• **Exercise**: Repeat all the records exactly, omitting pictures.

-- start Provided records --

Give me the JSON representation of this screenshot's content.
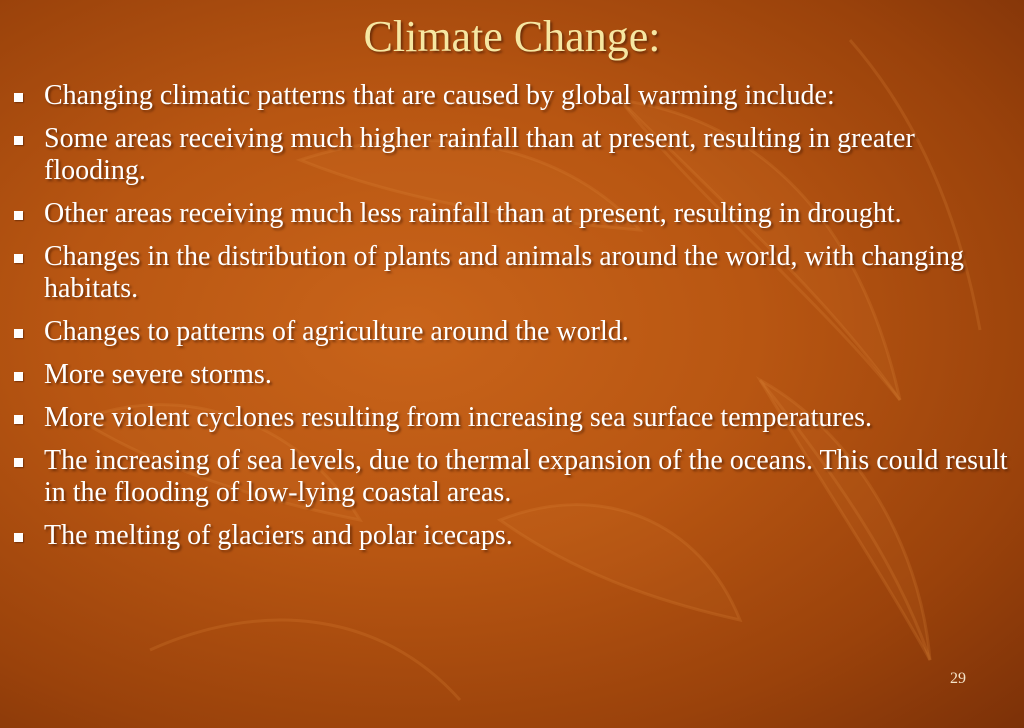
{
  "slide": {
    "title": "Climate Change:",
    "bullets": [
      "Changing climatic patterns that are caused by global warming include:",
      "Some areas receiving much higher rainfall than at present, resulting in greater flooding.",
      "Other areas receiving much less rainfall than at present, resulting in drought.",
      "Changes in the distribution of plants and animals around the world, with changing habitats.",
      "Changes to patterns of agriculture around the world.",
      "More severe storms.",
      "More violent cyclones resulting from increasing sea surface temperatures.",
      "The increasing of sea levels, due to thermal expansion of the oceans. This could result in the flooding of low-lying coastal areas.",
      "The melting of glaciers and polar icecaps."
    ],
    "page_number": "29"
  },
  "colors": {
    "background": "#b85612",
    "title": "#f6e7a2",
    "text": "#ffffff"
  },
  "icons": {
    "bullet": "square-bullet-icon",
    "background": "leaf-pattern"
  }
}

-- end Provided records --

• **Exercise response**:
Give me the JSON representation of this screenshot's content.
{
  "slide": {
    "title": "Climate Change:",
    "bullets": [
      "Changing climatic patterns that are caused by global warming include:",
      "Some areas receiving much higher rainfall than at present, resulting in greater flooding.",
      "Other areas receiving much less rainfall than at present, resulting in drought.",
      "Changes in the distribution of plants and animals around the world, with changing habitats.",
      "Changes to patterns of agriculture around the world.",
      "More severe storms.",
      "More violent cyclones resulting from increasing sea surface temperatures.",
      "The increasing of sea levels, due to thermal expansion of the oceans. This could result in the flooding of low-lying coastal areas.",
      "The melting of glaciers and polar icecaps."
    ],
    "page_number": "29"
  },
  "colors": {
    "background": "#b85612",
    "title": "#f6e7a2",
    "text": "#ffffff"
  },
  "icons": {
    "bullet": "square-bullet-icon",
    "background": "leaf-pattern"
  }
}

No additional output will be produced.